* Given problem
Below are entries; tally how many lines hold the string "项目职责" and answer with only that figure.

* The input
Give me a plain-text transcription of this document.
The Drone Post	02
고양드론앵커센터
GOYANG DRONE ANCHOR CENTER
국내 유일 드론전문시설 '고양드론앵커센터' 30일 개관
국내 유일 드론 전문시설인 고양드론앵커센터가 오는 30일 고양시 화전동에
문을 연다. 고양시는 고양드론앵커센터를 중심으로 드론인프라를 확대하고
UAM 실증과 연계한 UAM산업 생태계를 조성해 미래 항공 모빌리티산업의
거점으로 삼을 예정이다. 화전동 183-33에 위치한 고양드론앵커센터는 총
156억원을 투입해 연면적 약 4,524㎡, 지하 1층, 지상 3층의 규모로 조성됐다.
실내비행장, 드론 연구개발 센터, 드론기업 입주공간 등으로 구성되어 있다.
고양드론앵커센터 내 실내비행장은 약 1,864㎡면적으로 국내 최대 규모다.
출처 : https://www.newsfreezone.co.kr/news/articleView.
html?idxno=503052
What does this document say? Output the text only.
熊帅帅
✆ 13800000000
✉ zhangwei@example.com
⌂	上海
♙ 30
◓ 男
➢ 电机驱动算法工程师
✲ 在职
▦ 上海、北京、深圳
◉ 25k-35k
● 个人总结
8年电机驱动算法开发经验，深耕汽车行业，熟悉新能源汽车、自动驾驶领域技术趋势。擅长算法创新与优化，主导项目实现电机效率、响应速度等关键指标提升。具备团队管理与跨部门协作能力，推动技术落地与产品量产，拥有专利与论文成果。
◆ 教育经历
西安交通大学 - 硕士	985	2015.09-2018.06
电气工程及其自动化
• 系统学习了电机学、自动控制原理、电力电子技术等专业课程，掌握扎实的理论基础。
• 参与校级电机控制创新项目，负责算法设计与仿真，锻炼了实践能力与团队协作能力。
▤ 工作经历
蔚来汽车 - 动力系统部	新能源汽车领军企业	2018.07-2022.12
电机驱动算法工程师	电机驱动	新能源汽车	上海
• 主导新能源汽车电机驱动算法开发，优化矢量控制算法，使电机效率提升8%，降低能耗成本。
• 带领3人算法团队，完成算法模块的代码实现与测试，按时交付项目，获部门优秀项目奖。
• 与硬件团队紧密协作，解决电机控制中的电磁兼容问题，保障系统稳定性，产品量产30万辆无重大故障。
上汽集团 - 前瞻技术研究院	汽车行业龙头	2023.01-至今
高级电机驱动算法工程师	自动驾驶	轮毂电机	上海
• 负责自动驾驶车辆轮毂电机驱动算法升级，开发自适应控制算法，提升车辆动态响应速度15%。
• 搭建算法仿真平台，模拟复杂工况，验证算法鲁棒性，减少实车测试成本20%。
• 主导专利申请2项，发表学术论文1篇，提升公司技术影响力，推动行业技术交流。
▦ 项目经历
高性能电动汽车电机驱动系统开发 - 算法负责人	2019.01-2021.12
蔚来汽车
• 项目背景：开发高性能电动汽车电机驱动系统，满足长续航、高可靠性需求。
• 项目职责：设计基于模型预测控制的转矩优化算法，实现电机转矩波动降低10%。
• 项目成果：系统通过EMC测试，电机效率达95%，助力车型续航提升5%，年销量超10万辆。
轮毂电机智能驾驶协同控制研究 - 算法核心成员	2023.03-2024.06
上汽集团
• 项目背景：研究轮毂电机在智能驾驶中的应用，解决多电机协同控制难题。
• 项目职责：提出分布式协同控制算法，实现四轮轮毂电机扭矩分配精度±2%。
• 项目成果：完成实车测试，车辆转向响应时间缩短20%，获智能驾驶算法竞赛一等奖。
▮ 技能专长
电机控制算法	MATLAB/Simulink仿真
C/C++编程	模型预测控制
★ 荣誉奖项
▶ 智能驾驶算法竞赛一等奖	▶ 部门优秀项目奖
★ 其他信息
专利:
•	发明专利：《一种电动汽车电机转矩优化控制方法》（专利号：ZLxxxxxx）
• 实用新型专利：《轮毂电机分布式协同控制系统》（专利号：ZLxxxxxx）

* Complete output
2